What needs to be done:
Every line below is to be quoted exactly, with nothing added or dropped.
-- Start Data excerpts --
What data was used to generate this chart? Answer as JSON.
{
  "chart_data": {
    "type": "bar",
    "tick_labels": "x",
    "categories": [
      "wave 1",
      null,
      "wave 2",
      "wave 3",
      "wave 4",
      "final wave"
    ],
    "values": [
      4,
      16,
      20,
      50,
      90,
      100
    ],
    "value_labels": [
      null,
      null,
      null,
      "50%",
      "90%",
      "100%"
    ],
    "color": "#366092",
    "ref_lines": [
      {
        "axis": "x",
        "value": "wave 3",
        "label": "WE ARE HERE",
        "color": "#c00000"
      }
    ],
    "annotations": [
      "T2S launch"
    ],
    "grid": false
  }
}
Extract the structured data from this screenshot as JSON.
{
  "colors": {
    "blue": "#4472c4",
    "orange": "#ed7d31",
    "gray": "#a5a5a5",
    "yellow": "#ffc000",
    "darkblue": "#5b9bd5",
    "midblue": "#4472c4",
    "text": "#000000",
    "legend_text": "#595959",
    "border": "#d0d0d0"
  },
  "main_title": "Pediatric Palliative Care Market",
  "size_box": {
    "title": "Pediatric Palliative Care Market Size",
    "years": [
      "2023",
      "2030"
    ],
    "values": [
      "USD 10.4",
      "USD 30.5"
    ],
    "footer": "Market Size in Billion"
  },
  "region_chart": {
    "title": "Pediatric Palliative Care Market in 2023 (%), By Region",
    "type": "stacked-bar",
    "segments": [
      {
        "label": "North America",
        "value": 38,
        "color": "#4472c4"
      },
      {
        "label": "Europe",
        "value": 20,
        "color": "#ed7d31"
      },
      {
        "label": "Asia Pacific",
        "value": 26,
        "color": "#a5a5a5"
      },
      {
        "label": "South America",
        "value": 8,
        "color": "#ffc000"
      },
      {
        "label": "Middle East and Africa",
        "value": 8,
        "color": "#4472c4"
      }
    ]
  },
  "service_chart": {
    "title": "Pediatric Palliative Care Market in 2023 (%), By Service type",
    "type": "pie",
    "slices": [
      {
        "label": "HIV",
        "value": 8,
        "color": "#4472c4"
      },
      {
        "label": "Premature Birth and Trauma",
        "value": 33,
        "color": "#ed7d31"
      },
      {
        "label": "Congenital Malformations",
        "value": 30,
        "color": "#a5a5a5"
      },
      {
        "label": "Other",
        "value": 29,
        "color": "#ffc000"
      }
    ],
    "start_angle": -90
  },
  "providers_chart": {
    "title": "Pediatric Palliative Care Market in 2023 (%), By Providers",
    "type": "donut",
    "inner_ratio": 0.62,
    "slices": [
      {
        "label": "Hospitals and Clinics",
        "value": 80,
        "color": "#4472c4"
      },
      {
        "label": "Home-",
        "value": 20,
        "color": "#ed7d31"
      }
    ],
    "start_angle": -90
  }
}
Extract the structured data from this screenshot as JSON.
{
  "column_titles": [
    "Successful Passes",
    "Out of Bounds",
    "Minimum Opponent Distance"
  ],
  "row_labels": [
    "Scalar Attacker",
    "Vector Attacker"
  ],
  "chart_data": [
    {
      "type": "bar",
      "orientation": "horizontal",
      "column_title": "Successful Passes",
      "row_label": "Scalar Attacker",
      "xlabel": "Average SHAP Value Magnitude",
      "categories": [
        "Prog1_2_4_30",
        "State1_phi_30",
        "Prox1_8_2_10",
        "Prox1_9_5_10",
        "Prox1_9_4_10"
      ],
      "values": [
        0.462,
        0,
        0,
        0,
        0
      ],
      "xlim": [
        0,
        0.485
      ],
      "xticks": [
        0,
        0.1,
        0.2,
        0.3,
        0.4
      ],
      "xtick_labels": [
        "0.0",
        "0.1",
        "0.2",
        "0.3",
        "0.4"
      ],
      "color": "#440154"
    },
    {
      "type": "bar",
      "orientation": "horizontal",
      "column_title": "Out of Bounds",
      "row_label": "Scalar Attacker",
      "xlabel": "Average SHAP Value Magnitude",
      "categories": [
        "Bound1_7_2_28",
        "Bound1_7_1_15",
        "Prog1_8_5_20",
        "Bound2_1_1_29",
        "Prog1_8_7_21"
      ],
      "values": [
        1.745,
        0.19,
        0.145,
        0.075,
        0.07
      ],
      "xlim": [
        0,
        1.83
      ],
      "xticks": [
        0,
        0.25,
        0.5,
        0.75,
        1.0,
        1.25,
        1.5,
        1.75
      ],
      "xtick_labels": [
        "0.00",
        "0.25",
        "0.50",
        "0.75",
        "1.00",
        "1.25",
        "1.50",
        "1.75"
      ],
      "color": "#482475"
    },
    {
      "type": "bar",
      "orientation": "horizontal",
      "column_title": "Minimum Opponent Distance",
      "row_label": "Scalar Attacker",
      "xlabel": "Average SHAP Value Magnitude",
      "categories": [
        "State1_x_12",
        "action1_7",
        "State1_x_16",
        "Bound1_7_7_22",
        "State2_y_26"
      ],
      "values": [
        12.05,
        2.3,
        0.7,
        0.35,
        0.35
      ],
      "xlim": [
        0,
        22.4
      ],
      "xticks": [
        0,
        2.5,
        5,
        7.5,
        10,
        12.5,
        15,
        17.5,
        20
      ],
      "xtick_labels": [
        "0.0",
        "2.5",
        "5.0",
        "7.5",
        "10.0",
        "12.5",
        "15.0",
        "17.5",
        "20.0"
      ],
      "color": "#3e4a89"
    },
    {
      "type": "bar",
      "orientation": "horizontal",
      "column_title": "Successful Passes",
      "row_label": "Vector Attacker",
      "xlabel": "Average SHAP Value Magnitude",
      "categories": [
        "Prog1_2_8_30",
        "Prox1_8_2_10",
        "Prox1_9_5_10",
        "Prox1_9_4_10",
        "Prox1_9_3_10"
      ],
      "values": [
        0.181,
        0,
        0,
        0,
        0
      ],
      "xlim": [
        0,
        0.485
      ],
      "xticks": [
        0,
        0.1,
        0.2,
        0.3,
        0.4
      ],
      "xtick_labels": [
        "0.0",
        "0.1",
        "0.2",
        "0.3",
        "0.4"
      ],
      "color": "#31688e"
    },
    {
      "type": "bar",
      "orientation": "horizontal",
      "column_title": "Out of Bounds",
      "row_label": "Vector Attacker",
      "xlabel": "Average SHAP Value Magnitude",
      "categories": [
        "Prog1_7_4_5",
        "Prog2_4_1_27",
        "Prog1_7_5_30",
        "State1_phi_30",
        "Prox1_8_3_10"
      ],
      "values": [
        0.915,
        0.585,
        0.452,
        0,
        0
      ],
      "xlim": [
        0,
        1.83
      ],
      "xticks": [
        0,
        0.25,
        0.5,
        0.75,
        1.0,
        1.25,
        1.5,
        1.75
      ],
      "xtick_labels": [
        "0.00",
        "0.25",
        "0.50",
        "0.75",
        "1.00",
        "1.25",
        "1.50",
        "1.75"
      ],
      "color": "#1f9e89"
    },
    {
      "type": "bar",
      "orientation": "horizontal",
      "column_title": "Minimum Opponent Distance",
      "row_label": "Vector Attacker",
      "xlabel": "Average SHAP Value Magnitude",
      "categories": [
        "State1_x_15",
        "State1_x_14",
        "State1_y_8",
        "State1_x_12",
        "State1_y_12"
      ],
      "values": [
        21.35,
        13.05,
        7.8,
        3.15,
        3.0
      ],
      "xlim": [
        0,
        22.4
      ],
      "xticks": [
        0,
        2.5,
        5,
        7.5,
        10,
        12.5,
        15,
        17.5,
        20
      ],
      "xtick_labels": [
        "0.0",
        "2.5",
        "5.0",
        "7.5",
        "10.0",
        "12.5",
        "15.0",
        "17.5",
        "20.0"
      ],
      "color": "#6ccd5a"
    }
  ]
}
-- End Data excerpts --
Correct result:
What data was used to generate this chart? Answer as JSON.
{
  "chart_data": {
    "type": "bar",
    "tick_labels": "x",
    "categories": [
      "wave 1",
      null,
      "wave 2",
      "wave 3",
      "wave 4",
      "final wave"
    ],
    "values": [
      4,
      16,
      20,
      50,
      90,
      100
    ],
    "value_labels": [
      null,
      null,
      null,
      "50%",
      "90%",
      "100%"
    ],
    "color": "#366092",
    "ref_lines": [
      {
        "axis": "x",
        "value": "wave 3",
        "label": "WE ARE HERE",
        "color": "#c00000"
      }
    ],
    "annotations": [
      "T2S launch"
    ],
    "grid": false
  }
}
Extract the structured data from this screenshot as JSON.
{
  "colors": {
    "blue": "#4472c4",
    "orange": "#ed7d31",
    "gray": "#a5a5a5",
    "yellow": "#ffc000",
    "darkblue": "#5b9bd5",
    "midblue": "#4472c4",
    "text": "#000000",
    "legend_text": "#595959",
    "border": "#d0d0d0"
  },
  "main_title": "Pediatric Palliative Care Market",
  "size_box": {
    "title": "Pediatric Palliative Care Market Size",
    "years": [
      "2023",
      "2030"
    ],
    "values": [
      "USD 10.4",
      "USD 30.5"
    ],
    "footer": "Market Size in Billion"
  },
  "region_chart": {
    "title": "Pediatric Palliative Care Market in 2023 (%), By Region",
    "type": "stacked-bar",
    "segments": [
      {
        "label": "North America",
        "value": 38,
        "color": "#4472c4"
      },
      {
        "label": "Europe",
        "value": 20,
        "color": "#ed7d31"
      },
      {
        "label": "Asia Pacific",
        "value": 26,
        "color": "#a5a5a5"
      },
      {
        "label": "South America",
        "value": 8,
        "color": "#ffc000"
      },
      {
        "label": "Middle East and Africa",
        "value": 8,
        "color": "#4472c4"
      }
    ]
  },
  "service_chart": {
    "title": "Pediatric Palliative Care Market in 2023 (%), By Service type",
    "type": "pie",
    "slices": [
      {
        "label": "HIV",
        "value": 8,
        "color": "#4472c4"
      },
      {
        "label": "Premature Birth and Trauma",
        "value": 33,
        "color": "#ed7d31"
      },
      {
        "label": "Congenital Malformations",
        "value": 30,
        "color": "#a5a5a5"
      },
      {
        "label": "Other",
        "value": 29,
        "color": "#ffc000"
      }
    ],
    "start_angle": -90
  },
  "providers_chart": {
    "title": "Pediatric Palliative Care Market in 2023 (%), By Providers",
    "type": "donut",
    "inner_ratio": 0.62,
    "slices": [
      {
        "label": "Hospitals and Clinics",
        "value": 80,
        "color": "#4472c4"
      },
      {
        "label": "Home-",
        "value": 20,
        "color": "#ed7d31"
      }
    ],
    "start_angle": -90
  }
}
Extract the structured data from this screenshot as JSON.
{
  "column_titles": [
    "Successful Passes",
    "Out of Bounds",
    "Minimum Opponent Distance"
  ],
  "row_labels": [
    "Scalar Attacker",
    "Vector Attacker"
  ],
  "chart_data": [
    {
      "type": "bar",
      "orientation": "horizontal",
      "column_title": "Successful Passes",
      "row_label": "Scalar Attacker",
      "xlabel": "Average SHAP Value Magnitude",
      "categories": [
        "Prog1_2_4_30",
        "State1_phi_30",
        "Prox1_8_2_10",
        "Prox1_9_5_10",
        "Prox1_9_4_10"
      ],
      "values": [
        0.462,
        0,
        0,
        0,
        0
      ],
      "xlim": [
        0,
        0.485
      ],
      "xticks": [
        0,
        0.1,
        0.2,
        0.3,
        0.4
      ],
      "xtick_labels": [
        "0.0",
        "0.1",
        "0.2",
        "0.3",
        "0.4"
      ],
      "color": "#440154"
    },
    {
      "type": "bar",
      "orientation": "horizontal",
      "column_title": "Out of Bounds",
      "row_label": "Scalar Attacker",
      "xlabel": "Average SHAP Value Magnitude",
      "categories": [
        "Bound1_7_2_28",
        "Bound1_7_1_15",
        "Prog1_8_5_20",
        "Bound2_1_1_29",
        "Prog1_8_7_21"
      ],
      "values": [
        1.745,
        0.19,
        0.145,
        0.075,
        0.07
      ],
      "xlim": [
        0,
        1.83
      ],
      "xticks": [
        0,
        0.25,
        0.5,
        0.75,
        1.0,
        1.25,
        1.5,
        1.75
      ],
      "xtick_labels": [
        "0.00",
        "0.25",
        "0.50",
        "0.75",
        "1.00",
        "1.25",
        "1.50",
        "1.75"
      ],
      "color": "#482475"
    },
    {
      "type": "bar",
      "orientation": "horizontal",
      "column_title": "Minimum Opponent Distance",
      "row_label": "Scalar Attacker",
      "xlabel": "Average SHAP Value Magnitude",
      "categories": [
        "State1_x_12",
        "action1_7",
        "State1_x_16",
        "Bound1_7_7_22",
        "State2_y_26"
      ],
      "values": [
        12.05,
        2.3,
        0.7,
        0.35,
        0.35
      ],
      "xlim": [
        0,
        22.4
      ],
      "xticks": [
        0,
        2.5,
        5,
        7.5,
        10,
        12.5,
        15,
        17.5,
        20
      ],
      "xtick_labels": [
        "0.0",
        "2.5",
        "5.0",
        "7.5",
        "10.0",
        "12.5",
        "15.0",
        "17.5",
        "20.0"
      ],
      "color": "#3e4a89"
    },
    {
      "type": "bar",
      "orientation": "horizontal",
      "column_title": "Successful Passes",
      "row_label": "Vector Attacker",
      "xlabel": "Average SHAP Value Magnitude",
      "categories": [
        "Prog1_2_8_30",
        "Prox1_8_2_10",
        "Prox1_9_5_10",
        "Prox1_9_4_10",
        "Prox1_9_3_10"
      ],
      "values": [
        0.181,
        0,
        0,
        0,
        0
      ],
      "xlim": [
        0,
        0.485
      ],
      "xticks": [
        0,
        0.1,
        0.2,
        0.3,
        0.4
      ],
      "xtick_labels": [
        "0.0",
        "0.1",
        "0.2",
        "0.3",
        "0.4"
      ],
      "color": "#31688e"
    },
    {
      "type": "bar",
      "orientation": "horizontal",
      "column_title": "Out of Bounds",
      "row_label": "Vector Attacker",
      "xlabel": "Average SHAP Value Magnitude",
      "categories": [
        "Prog1_7_4_5",
        "Prog2_4_1_27",
        "Prog1_7_5_30",
        "State1_phi_30",
        "Prox1_8_3_10"
      ],
      "values": [
        0.915,
        0.585,
        0.452,
        0,
        0
      ],
      "xlim": [
        0,
        1.83
      ],
      "xticks": [
        0,
        0.25,
        0.5,
        0.75,
        1.0,
        1.25,
        1.5,
        1.75
      ],
      "xtick_labels": [
        "0.00",
        "0.25",
        "0.50",
        "0.75",
        "1.00",
        "1.25",
        "1.50",
        "1.75"
      ],
      "color": "#1f9e89"
    },
    {
      "type": "bar",
      "orientation": "horizontal",
      "column_title": "Minimum Opponent Distance",
      "row_label": "Vector Attacker",
      "xlabel": "Average SHAP Value Magnitude",
      "categories": [
        "State1_x_15",
        "State1_x_14",
        "State1_y_8",
        "State1_x_12",
        "State1_y_12"
      ],
      "values": [
        21.35,
        13.05,
        7.8,
        3.15,
        3.0
      ],
      "xlim": [
        0,
        22.4
      ],
      "xticks": [
        0,
        2.5,
        5,
        7.5,
        10,
        12.5,
        15,
        17.5,
        20
      ],
      "xtick_labels": [
        "0.0",
        "2.5",
        "5.0",
        "7.5",
        "10.0",
        "12.5",
        "15.0",
        "17.5",
        "20.0"
      ],
      "color": "#6ccd5a"
    }
  ]
}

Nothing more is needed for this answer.